PROBLEM TO SOLVE> Search the records for "type". Copy every line where it appears.

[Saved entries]

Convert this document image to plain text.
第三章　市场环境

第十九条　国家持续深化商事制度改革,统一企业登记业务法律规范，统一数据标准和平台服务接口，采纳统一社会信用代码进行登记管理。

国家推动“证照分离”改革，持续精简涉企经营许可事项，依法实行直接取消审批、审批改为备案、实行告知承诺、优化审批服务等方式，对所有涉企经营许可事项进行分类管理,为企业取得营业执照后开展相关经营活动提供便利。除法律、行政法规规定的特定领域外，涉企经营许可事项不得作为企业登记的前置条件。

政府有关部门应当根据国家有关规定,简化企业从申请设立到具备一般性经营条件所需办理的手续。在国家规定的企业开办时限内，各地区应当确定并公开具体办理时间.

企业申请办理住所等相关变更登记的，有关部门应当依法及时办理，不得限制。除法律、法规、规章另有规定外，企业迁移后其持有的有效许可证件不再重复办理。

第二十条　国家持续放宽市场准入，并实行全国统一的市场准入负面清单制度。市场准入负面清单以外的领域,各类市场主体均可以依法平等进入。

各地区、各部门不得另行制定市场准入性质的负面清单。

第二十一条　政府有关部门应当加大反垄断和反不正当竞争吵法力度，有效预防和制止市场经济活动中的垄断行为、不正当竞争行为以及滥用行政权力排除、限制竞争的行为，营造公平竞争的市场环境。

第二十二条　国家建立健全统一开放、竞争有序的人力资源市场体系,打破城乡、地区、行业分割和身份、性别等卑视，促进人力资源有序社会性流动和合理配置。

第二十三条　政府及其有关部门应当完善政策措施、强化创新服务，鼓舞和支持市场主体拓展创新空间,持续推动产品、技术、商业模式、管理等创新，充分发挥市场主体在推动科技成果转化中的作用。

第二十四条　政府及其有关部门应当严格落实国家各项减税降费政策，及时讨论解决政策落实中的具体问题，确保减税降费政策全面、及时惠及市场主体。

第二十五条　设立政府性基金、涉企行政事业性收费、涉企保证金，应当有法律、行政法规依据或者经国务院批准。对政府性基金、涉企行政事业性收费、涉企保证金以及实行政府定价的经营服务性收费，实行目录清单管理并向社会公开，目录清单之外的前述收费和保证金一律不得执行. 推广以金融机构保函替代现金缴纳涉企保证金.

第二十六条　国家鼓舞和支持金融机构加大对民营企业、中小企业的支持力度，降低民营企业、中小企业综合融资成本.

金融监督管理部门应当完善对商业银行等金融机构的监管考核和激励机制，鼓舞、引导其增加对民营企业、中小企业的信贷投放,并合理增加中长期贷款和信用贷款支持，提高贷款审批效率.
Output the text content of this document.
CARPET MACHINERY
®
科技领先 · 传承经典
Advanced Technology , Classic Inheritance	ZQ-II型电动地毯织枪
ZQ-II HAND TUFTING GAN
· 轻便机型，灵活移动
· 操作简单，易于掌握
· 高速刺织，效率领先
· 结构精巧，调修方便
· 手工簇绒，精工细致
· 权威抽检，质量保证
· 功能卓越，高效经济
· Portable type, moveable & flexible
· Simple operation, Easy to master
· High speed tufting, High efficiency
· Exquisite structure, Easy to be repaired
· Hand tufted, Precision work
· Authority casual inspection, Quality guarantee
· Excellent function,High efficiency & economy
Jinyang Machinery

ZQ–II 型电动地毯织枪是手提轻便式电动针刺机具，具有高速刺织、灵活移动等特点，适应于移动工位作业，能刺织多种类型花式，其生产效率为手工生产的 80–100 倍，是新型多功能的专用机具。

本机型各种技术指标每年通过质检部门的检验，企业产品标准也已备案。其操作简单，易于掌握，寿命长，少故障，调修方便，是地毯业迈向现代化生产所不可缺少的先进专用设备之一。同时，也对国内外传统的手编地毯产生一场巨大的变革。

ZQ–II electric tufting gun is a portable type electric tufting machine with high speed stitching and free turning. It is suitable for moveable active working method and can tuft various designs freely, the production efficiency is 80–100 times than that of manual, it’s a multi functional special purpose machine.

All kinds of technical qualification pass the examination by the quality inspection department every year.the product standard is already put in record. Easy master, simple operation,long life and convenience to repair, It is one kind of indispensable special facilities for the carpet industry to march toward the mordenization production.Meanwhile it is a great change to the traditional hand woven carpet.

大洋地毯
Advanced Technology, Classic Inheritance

OUTPUT>
· Portable type, moveable & flexible
ZQ–II electric tufting gun is a portable type electric tufting machine with high speed stitching and free turning. It is suitable for moveable active working method and can tuft various designs freely, the production efficiency is 80–100 times than that of manual, it’s a multi functional special purpose machine.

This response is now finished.